[Stored records]
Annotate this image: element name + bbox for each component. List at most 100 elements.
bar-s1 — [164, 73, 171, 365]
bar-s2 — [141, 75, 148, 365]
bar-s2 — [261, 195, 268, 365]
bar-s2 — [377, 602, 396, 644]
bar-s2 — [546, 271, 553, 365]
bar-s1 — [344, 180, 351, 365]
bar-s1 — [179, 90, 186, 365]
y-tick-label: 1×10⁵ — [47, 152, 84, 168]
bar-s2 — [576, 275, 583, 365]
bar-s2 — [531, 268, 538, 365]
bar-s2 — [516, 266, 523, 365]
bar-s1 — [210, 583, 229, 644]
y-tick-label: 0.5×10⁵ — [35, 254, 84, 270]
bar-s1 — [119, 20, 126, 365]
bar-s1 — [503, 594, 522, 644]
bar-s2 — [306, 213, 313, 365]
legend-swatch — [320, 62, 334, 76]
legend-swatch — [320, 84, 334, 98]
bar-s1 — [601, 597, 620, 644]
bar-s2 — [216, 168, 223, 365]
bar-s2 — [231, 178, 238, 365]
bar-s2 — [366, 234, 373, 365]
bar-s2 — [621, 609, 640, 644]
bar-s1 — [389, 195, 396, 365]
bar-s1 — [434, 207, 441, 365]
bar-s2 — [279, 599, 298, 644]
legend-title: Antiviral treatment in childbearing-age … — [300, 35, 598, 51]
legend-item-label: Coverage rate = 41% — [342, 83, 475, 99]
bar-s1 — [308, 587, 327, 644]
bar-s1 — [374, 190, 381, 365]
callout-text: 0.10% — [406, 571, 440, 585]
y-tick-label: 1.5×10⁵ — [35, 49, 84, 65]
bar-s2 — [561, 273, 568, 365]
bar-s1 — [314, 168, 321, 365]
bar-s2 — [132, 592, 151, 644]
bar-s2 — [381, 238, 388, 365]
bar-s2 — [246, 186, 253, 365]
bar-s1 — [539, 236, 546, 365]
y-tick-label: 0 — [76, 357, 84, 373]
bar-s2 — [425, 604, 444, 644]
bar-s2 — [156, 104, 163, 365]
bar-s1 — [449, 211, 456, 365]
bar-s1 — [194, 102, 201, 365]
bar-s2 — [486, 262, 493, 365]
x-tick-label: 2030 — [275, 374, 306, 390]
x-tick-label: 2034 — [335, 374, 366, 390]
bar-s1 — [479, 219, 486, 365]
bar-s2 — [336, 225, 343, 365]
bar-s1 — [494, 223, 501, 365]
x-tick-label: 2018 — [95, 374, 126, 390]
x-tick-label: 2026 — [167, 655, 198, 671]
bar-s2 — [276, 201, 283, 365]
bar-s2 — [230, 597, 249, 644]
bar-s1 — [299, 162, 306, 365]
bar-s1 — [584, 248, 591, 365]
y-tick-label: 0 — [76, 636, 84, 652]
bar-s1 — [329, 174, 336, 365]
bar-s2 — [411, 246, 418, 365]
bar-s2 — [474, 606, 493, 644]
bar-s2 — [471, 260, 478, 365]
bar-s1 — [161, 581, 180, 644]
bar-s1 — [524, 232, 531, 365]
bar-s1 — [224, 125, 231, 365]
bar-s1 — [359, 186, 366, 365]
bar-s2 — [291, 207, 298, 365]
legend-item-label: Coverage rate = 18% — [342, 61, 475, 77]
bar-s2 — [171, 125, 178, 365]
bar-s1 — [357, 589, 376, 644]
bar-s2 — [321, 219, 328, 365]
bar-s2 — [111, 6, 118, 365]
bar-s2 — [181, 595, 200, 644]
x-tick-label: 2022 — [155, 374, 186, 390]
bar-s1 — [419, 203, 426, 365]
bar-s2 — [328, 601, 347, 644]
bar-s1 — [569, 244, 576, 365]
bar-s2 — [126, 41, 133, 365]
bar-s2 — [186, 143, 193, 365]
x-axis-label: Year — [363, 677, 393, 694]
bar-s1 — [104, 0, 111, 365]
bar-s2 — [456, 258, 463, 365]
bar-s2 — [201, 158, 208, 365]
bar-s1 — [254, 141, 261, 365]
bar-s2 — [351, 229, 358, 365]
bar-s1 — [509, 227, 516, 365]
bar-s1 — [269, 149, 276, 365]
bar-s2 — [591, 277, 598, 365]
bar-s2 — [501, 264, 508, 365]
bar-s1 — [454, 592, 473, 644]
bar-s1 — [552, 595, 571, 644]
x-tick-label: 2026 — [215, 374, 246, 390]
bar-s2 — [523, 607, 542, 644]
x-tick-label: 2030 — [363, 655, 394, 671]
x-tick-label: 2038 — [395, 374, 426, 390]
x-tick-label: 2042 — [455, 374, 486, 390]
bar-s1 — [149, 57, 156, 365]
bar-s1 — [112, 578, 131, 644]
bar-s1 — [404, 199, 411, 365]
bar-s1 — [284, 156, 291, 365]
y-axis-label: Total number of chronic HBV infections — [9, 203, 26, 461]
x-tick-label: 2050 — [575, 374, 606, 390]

▶ _Exercise aim_
Report all lines above with "rate".

▶ _Your solution_
legend-item-label: Coverage rate = 41% — [342, 83, 475, 99]
legend-item-label: Coverage rate = 18% — [342, 61, 475, 77]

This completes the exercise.